⟨
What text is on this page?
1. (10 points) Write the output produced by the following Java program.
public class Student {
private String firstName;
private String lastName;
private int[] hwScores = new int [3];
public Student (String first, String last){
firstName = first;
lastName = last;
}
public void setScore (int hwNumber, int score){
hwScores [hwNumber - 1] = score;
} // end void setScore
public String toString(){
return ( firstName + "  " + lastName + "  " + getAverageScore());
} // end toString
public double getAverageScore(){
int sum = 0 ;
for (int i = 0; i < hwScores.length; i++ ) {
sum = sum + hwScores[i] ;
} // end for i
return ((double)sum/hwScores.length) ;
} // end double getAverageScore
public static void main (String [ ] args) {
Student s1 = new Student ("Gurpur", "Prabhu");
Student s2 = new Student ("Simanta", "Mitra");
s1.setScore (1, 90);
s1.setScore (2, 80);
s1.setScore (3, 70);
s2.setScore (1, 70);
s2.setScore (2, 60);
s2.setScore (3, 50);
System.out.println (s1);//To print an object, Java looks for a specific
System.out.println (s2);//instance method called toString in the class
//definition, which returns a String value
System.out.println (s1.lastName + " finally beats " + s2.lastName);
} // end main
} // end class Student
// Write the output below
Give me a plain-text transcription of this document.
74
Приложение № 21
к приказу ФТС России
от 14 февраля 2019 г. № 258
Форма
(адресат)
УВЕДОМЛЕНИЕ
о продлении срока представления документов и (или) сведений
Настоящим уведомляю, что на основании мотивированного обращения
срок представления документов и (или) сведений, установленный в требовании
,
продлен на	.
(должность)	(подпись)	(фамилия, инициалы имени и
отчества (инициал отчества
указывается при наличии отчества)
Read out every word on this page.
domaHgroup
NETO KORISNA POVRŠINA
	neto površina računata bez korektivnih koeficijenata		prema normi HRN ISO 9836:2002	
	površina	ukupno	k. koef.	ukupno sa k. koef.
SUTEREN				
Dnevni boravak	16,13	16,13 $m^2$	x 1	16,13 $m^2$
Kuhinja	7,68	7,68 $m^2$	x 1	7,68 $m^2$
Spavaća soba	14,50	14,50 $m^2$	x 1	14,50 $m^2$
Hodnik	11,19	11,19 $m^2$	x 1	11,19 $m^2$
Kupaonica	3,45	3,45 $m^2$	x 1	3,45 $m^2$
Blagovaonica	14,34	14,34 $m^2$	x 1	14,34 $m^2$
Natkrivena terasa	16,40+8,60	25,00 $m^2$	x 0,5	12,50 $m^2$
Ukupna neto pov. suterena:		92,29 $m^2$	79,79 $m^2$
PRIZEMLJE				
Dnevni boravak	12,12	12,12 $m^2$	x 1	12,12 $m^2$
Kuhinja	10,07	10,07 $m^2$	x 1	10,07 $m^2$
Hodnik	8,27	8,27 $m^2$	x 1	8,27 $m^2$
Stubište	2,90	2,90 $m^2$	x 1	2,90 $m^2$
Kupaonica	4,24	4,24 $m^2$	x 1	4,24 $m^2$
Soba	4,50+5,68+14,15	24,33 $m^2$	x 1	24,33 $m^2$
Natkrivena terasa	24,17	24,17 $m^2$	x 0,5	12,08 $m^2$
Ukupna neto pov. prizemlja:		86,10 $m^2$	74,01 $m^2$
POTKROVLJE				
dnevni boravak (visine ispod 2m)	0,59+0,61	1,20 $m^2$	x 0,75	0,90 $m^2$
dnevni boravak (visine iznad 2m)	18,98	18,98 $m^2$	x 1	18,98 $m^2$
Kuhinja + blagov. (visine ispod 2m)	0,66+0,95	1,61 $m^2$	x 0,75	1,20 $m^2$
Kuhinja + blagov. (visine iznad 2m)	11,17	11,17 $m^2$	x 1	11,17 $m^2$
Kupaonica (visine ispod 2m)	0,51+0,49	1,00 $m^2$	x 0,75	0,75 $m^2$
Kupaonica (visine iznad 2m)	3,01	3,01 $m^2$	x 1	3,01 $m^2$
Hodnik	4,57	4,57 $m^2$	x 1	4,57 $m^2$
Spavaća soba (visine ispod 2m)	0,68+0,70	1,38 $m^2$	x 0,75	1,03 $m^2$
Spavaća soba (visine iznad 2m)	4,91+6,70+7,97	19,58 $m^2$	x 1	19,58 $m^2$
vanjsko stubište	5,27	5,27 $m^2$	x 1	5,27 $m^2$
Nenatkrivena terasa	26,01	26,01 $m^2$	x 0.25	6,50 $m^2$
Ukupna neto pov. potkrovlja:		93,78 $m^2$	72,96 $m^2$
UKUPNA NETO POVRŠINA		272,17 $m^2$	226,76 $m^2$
⟩
What the task asks:
Identify the lines of the entries containing the string "length". Copy each such line.

Correct result:
for (int i = 0; i < hwScores.length; i++ ) {
return ((double)sum/hwScores.length) ;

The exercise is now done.